Problem details: Show each line from the listing that includes the word "غيـر".

Records to use:
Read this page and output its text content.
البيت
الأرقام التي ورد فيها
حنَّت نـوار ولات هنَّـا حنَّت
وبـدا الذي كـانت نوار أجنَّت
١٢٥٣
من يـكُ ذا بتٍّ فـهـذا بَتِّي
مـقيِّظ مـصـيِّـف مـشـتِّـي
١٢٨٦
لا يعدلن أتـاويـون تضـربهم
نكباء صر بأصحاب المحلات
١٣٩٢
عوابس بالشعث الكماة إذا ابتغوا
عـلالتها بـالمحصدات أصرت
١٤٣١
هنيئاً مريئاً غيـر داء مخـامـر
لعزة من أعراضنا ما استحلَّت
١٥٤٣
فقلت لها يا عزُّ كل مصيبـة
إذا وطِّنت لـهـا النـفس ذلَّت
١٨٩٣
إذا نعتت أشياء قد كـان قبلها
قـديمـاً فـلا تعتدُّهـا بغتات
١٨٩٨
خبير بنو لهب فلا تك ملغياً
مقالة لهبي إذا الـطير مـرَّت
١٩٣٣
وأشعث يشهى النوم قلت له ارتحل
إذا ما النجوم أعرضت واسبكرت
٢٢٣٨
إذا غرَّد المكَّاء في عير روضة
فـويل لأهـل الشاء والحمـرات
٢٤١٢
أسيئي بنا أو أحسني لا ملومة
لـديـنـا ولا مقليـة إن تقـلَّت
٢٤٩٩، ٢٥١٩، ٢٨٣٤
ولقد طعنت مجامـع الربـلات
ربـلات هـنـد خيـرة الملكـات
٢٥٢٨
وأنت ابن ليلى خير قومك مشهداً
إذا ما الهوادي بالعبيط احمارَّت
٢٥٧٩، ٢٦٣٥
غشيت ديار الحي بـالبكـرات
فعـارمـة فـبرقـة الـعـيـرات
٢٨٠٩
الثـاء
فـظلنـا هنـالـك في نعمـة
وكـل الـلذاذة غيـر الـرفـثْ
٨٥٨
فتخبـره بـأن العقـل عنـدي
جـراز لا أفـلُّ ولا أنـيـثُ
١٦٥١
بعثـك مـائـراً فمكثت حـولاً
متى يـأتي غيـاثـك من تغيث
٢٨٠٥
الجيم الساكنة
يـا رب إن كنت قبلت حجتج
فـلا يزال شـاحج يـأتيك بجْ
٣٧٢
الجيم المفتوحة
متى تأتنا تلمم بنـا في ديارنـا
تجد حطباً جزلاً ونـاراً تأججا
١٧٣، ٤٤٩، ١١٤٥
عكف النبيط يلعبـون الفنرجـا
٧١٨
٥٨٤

Task result:
هنيئاً مريئاً غيـر داء مخـامـر
وكـل الـلذاذة غيـر الـرفـثْ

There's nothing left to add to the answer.